**Dataset records**:
— begin —

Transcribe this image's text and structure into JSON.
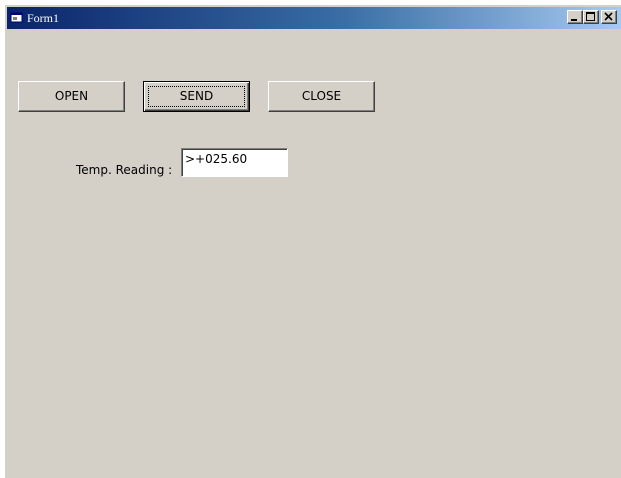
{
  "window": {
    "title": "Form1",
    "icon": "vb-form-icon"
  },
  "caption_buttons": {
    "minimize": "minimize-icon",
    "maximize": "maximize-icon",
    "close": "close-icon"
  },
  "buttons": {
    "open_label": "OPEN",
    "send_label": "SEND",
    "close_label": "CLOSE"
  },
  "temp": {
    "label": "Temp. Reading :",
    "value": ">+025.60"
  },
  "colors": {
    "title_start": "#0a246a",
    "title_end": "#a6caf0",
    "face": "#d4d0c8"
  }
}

— end —
— begin —

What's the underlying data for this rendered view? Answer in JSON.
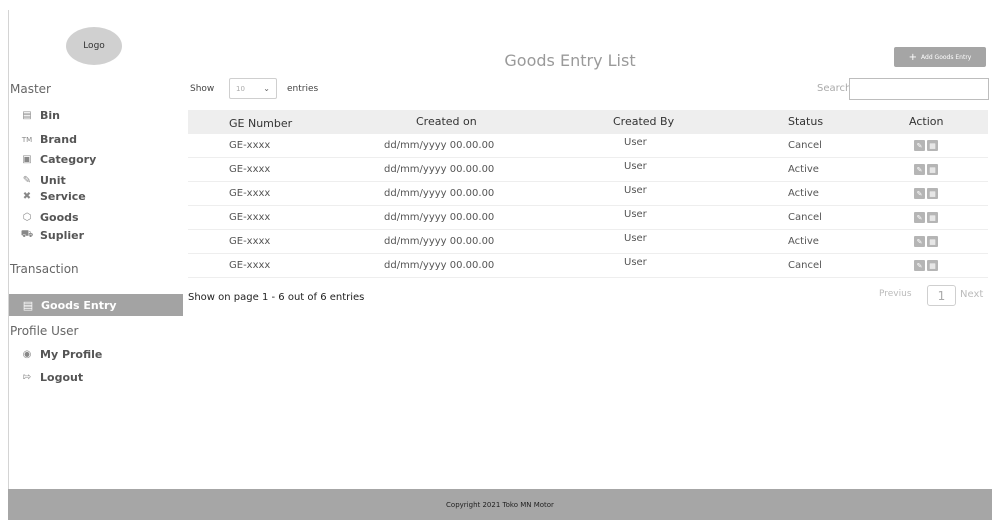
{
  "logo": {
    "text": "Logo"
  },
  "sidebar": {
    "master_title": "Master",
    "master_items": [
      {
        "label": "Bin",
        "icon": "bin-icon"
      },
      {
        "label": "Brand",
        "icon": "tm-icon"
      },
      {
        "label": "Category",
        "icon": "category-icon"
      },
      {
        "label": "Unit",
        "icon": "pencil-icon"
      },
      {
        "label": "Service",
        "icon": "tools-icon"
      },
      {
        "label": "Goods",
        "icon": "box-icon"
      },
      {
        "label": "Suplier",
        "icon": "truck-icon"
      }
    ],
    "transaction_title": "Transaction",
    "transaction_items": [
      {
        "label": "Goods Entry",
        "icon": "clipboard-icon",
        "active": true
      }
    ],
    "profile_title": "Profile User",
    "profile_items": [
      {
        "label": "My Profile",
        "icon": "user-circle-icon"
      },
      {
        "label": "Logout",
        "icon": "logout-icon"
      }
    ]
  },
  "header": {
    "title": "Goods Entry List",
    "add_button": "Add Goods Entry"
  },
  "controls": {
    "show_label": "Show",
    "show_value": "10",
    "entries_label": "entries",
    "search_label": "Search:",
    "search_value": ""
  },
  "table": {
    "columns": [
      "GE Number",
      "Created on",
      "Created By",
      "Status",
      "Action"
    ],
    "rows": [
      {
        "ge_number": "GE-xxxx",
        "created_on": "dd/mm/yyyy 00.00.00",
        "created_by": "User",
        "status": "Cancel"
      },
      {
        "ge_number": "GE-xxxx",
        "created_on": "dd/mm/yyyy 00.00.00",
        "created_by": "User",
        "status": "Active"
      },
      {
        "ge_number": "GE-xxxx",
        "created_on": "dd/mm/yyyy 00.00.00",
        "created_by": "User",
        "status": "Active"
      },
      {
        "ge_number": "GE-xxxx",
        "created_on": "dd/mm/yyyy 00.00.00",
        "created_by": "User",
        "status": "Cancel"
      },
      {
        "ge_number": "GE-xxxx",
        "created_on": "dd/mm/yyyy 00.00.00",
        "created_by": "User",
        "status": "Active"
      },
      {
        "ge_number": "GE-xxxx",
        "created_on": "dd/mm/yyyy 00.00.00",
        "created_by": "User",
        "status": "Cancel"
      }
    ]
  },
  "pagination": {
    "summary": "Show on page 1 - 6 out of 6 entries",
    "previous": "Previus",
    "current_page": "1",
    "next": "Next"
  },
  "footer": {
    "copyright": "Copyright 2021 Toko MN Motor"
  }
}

— end —

**WHAT TO DO**: Filter the entries down to the lines containing "this". Copy each of those lines.

**TASK RESULT**:
Transcribe this image's text and structure into JSON.
What's the underlying data for this rendered view? Answer in JSON.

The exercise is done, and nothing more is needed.